*** Source records ***
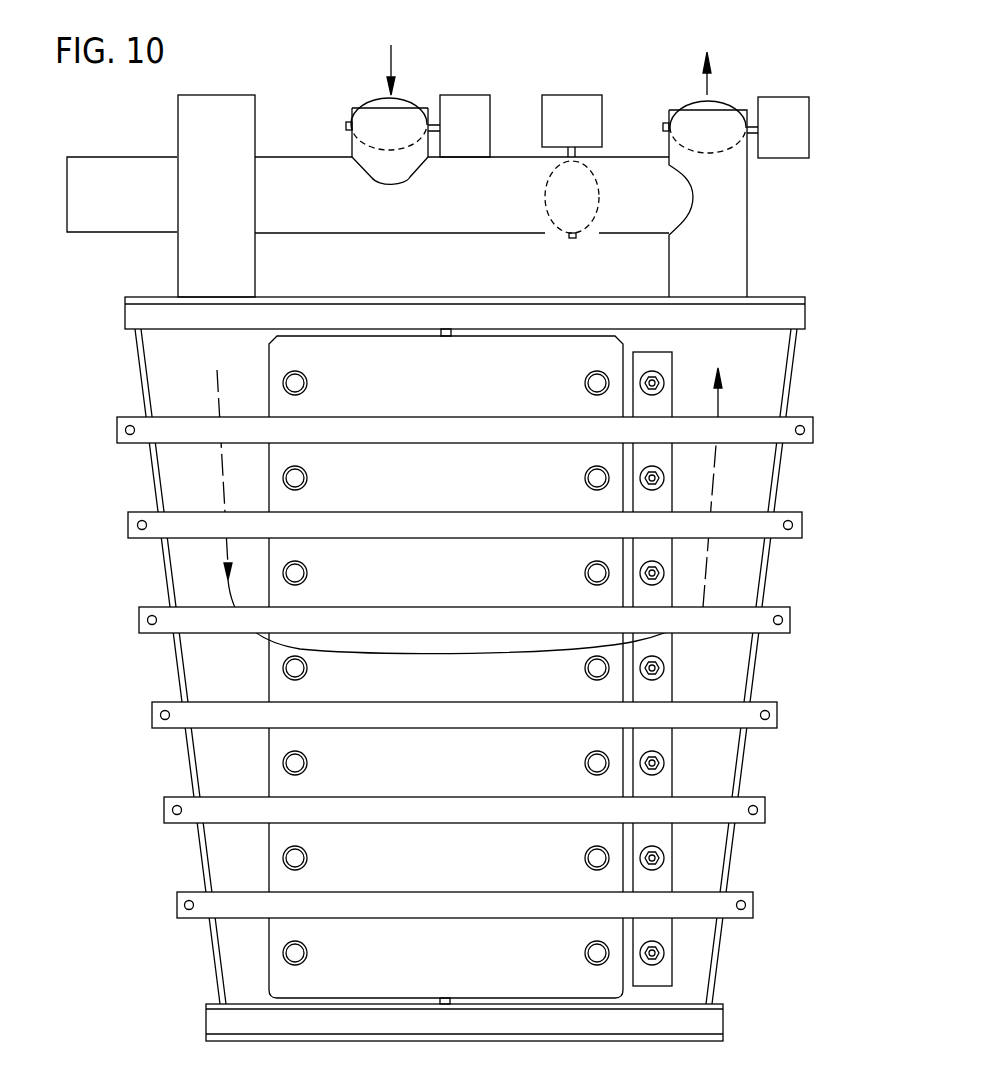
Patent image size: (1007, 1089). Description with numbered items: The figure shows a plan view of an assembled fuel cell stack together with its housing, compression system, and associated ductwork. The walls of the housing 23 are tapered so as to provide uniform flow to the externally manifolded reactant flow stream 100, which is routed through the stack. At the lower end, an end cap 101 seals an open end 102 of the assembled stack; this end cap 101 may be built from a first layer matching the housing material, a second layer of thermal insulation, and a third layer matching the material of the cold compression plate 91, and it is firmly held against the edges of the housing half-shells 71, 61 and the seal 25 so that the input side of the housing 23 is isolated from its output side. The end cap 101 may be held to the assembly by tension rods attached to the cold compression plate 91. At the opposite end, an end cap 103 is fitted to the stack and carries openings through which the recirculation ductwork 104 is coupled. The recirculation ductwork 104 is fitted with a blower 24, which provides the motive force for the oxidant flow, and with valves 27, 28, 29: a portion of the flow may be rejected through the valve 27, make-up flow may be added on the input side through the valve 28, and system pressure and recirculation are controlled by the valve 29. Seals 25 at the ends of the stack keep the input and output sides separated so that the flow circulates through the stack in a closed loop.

The housing 23 is at (516, 666).
The blower 24 is at (160, 160).
The seal 25 is at (451, 328).
The valve 27 is at (794, 99).
The valve 28 is at (463, 95).
The valve 29 is at (580, 95).
The housing half-shell 61 is at (496, 667).
The housing half-shell 71 is at (743, 764).
The cold compression plate 91 is at (270, 942).
The externally manifolded reactant flow stream 100 is at (223, 466).
The end cap 101 is at (725, 1015).
The open end 102 is at (717, 998).
The end cap 103 is at (780, 297).
The recirculation ductwork 104 is at (748, 205).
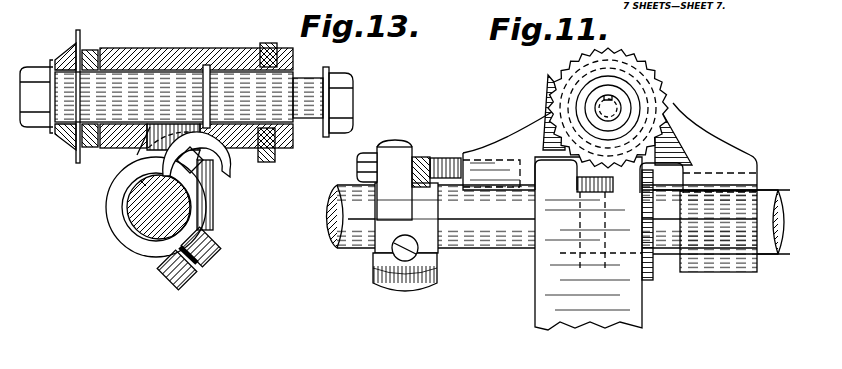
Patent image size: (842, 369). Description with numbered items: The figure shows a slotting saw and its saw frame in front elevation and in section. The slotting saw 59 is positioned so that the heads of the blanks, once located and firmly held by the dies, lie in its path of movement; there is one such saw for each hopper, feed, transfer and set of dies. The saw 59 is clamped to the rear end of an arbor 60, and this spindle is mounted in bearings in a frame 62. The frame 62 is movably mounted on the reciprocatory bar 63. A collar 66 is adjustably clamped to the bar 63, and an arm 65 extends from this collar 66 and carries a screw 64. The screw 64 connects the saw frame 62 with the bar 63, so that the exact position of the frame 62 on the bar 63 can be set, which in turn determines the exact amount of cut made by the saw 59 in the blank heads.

In FIG. 13, the slotting saw 59 is at (77, 160).
In FIG. 11, the slotting saw 59 is at (658, 62).
In FIG. 13, the arbor 60 is at (124, 78).
In FIG. 11, the arbor 60 is at (612, 108).
In FIG. 13, the frame 62 is at (193, 62).
In FIG. 11, the frame 62 is at (497, 145).
In FIG. 13, the reciprocatory bar 63 is at (145, 228).
In FIG. 11, the reciprocatory bar 63 is at (365, 241).
In FIG. 13, the screw 64 is at (210, 187).
In FIG. 11, the screw 64 is at (442, 157).
In FIG. 13, the arm 65 is at (232, 171).
In FIG. 11, the arm 65 is at (403, 147).
In FIG. 13, the collar 66 is at (116, 215).
In FIG. 11, the collar 66 is at (378, 262).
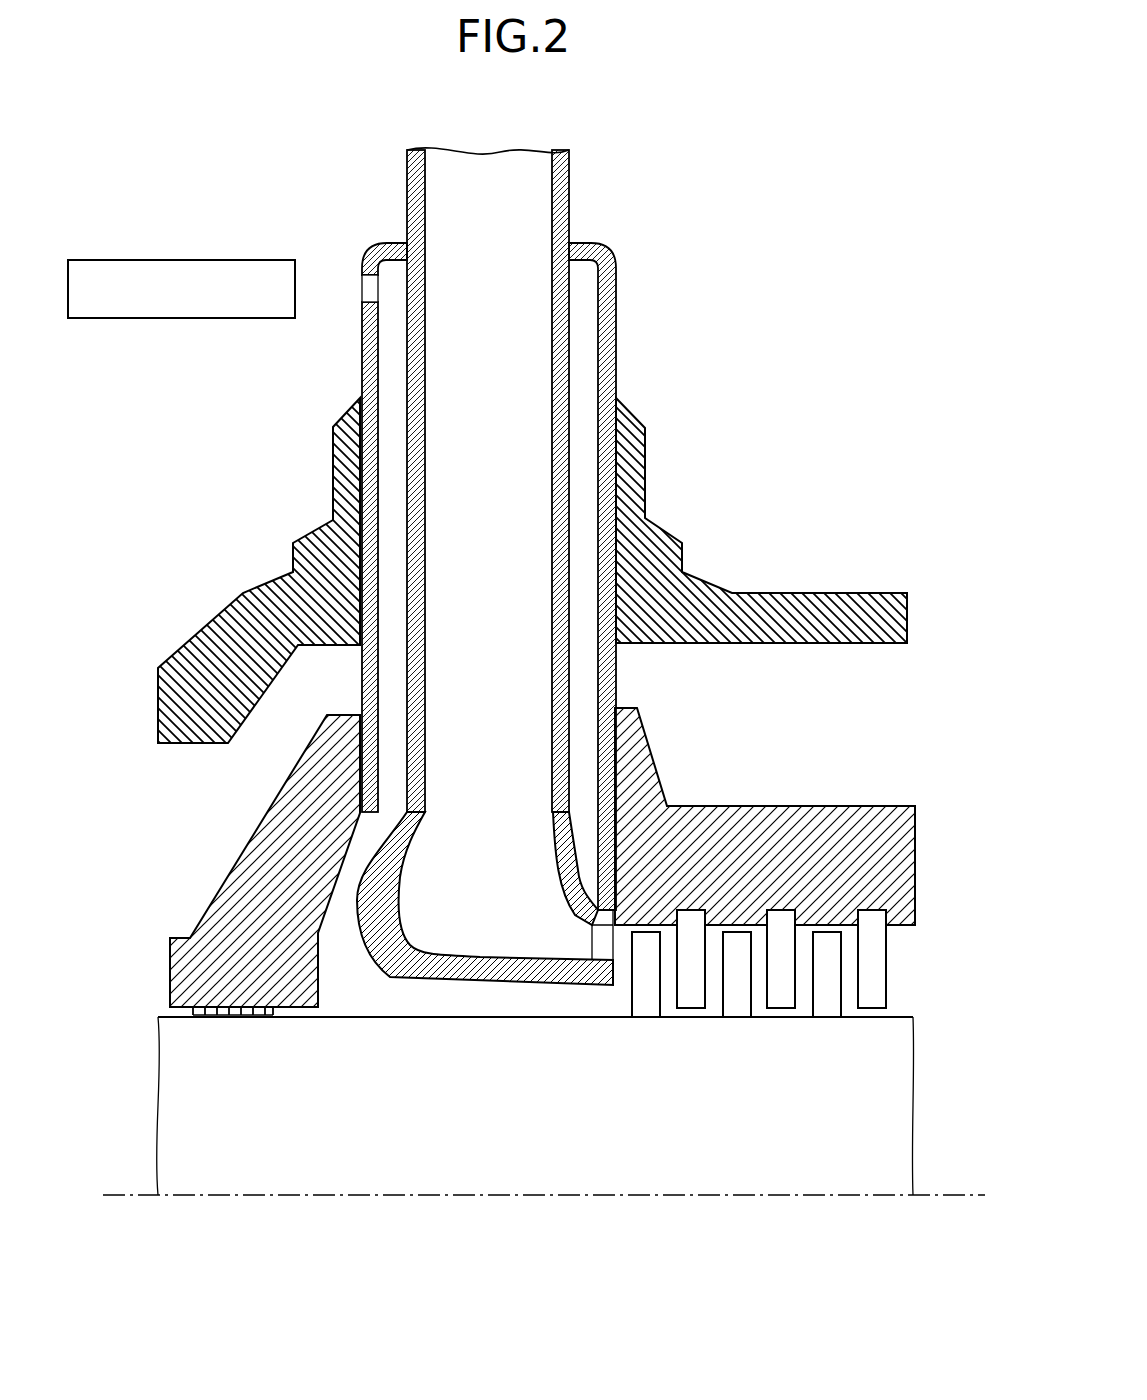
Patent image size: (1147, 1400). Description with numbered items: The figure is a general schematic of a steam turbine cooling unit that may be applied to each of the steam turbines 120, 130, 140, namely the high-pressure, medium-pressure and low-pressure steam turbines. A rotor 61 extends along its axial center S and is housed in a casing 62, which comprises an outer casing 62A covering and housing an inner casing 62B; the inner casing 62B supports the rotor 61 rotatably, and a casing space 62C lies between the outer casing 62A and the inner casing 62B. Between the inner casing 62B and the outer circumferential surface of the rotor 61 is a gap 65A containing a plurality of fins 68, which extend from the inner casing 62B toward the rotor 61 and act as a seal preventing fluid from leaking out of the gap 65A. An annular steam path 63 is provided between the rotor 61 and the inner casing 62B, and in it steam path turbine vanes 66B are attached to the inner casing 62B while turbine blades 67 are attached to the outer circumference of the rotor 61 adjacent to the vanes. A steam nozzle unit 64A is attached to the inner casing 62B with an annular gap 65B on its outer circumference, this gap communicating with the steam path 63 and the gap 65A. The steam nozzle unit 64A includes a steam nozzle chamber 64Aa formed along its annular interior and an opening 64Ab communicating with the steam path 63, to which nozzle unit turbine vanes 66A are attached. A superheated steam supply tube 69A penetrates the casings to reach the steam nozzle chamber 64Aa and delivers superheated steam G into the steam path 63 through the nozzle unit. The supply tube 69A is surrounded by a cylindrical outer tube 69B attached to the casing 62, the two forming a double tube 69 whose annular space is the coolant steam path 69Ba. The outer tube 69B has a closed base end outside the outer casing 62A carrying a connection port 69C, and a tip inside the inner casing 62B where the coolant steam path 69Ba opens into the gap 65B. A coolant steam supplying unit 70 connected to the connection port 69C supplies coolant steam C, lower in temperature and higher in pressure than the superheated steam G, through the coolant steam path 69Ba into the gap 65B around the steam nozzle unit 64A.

The rotor 61 is at (195, 1093).
The casing 62 is at (491, 702).
The outer casing 62A is at (222, 640).
The inner casing 62B is at (205, 938).
The casing space 62C is at (803, 675).
The steam path 63 is at (760, 1008).
The steam nozzle unit 64A is at (617, 930).
The steam nozzle chamber 64Aa is at (570, 842).
The opening 64Ab is at (603, 950).
The gap 65A is at (293, 1017).
The gap 65B is at (518, 1002).
The nozzle unit turbine vanes 66A is at (603, 980).
The steam path turbine vanes 66B is at (875, 966).
The turbine blades 67 is at (647, 1002).
The fins 68 is at (195, 1010).
The double tube 69 is at (580, 194).
The superheated steam supply tube 69A is at (560, 305).
The outer tube 69B is at (605, 308).
The coolant steam path 69Ba is at (393, 512).
The connection port 69C is at (362, 280).
The coolant steam supplying unit 70 is at (120, 262).
The high-pressure steam turbine 120 is at (783, 478).
The medium-pressure steam turbine 130 is at (783, 478).
The low-pressure steam turbine 140 is at (783, 478).
The superheated steam G is at (488, 88).
The coolant steam C is at (392, 466).
The axial center S is at (200, 1197).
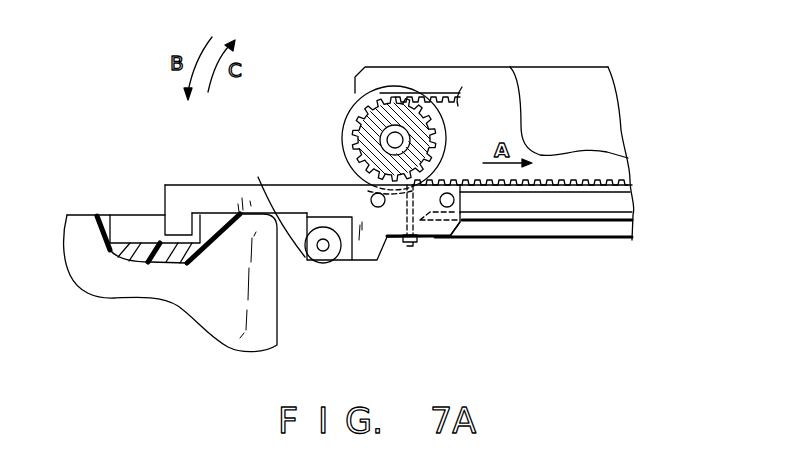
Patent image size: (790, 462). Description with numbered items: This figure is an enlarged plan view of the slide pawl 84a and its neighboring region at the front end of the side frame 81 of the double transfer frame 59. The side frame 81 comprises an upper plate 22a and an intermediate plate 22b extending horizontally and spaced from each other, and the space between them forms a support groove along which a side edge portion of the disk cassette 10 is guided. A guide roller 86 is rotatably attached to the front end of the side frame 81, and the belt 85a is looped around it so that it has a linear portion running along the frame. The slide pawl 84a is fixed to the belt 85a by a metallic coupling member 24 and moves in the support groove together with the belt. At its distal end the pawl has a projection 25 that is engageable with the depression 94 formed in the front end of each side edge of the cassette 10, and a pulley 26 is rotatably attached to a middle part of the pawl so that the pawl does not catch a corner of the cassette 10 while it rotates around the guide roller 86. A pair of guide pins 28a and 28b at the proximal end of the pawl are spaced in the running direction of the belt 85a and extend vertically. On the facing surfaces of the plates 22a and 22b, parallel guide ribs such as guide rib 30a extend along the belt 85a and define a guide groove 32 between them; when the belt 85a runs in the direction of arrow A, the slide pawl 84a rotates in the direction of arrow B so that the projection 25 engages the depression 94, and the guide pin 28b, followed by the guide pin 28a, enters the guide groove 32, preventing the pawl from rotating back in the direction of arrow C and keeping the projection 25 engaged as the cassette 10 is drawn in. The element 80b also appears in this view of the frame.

The disk cassette 10 is at (76, 220).
The depression 94 is at (115, 228).
The projection 25 is at (177, 210).
The slide pawl 84a is at (231, 190).
The pulley 26 is at (324, 258).
The guide pin 28a is at (372, 197).
The guide pin 28b is at (453, 204).
The metallic coupling member 24 is at (410, 246).
The guide roller 86 is at (367, 122).
The side frame 81 is at (455, 60).
The double transfer frame 59 is at (542, 63).
The upper plate 22a is at (603, 88).
The belt 85a is at (628, 168).
The guide rail 80b is at (632, 207).
The guide rib 30a is at (530, 217).
The guide groove 32 is at (567, 207).
The intermediate plate 22b is at (618, 238).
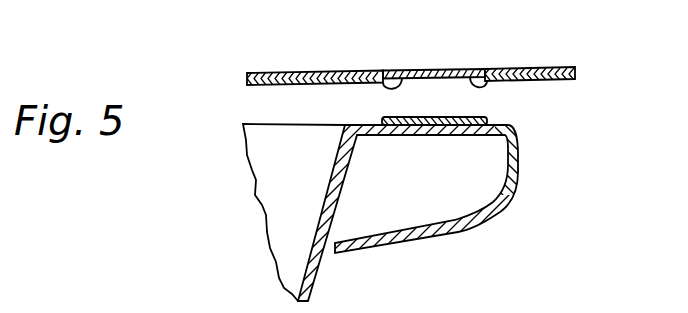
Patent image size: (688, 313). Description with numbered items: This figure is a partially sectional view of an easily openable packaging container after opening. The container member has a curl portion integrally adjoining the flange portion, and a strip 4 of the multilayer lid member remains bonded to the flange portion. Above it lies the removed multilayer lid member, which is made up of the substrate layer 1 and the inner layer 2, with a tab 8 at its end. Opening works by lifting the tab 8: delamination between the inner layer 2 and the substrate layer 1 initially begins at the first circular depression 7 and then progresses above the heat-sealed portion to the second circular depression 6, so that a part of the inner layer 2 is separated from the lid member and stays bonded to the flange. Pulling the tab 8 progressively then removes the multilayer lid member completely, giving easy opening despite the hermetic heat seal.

The substrate layer 1 is at (430, 60).
The inner layer 2 is at (430, 60).
The sealing strip 4 is at (430, 137).
The second circular depression 6 is at (401, 80).
The first circular depression 7 is at (478, 68).
The tab 8 is at (540, 64).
***
Work to be completed → Turn the listing, from its first line through the line containing "The recirculation ductwork 104 is at", into a Markdown table with the columns "Row" and "Listing line," one numbered row per line. Skip blank lines and leave out the pictures.

Solution →
| Row | Listing line |
|---|---|
| 1 | Patent image size: (1007, 1089). Description with numbered items: The figure shows a plan view of an assembled fuel cell stack together with its housing, compression system, and associated ductwork. The walls of the housing 23 are tapered so as to provide uniform flow to the externally manifolded reactant flow stream 100, which is routed through the stack. At the lower end, an end cap 101 seals an open end 102 of the assembled stack; this end cap 101 may be built from a first layer matching the housing material, a second layer of thermal insulation, and a third layer matching the material of the cold compression plate 91, and it is firmly held against the edges of the housing half-shells 71, 61 and the seal 25 so that the input side of the housing 23 is isolated from its output side. The end cap 101 may be held to the assembly by tension rods attached to the cold compression plate 91. At the opposite end, an end cap 103 is fitted to the stack and carries openings through which the recirculation ductwork 104 is coupled. The recirculation ductwork 104 is fitted with a blower 24, which provides the motive force for the oxidant flow, and with valves 27, 28, 29: a portion of the flow may be rejected through the valve 27, make-up flow may be added on the input side through the valve 28, and system pressure and recirculation are controlled by the valve 29. Seals 25 at the ends of the stack keep the input and output sides separated so that the flow circulates through the stack in a closed loop. |
| 2 | The housing 23 is at (516, 666). |
| 3 | The blower 24 is at (160, 160). |
| 4 | The seal 25 is at (451, 328). |
| 5 | The valve 27 is at (794, 99). |
| 6 | The valve 28 is at (463, 95). |
| 7 | The valve 29 is at (580, 95). |
| 8 | The housing half-shell 61 is at (496, 667). |
| 9 | The housing half-shell 71 is at (743, 764). |
| 10 | The cold compression plate 91 is at (270, 942). |
| 11 | The externally manifolded reactant flow stream 100 is at (223, 466). |
| 12 | The end cap 101 is at (725, 1015). |
| 13 | The open end 102 is at (717, 998). |
| 14 | The end cap 103 is at (780, 297). |
| 15 | The recirculation ductwork 104 is at (748, 205). |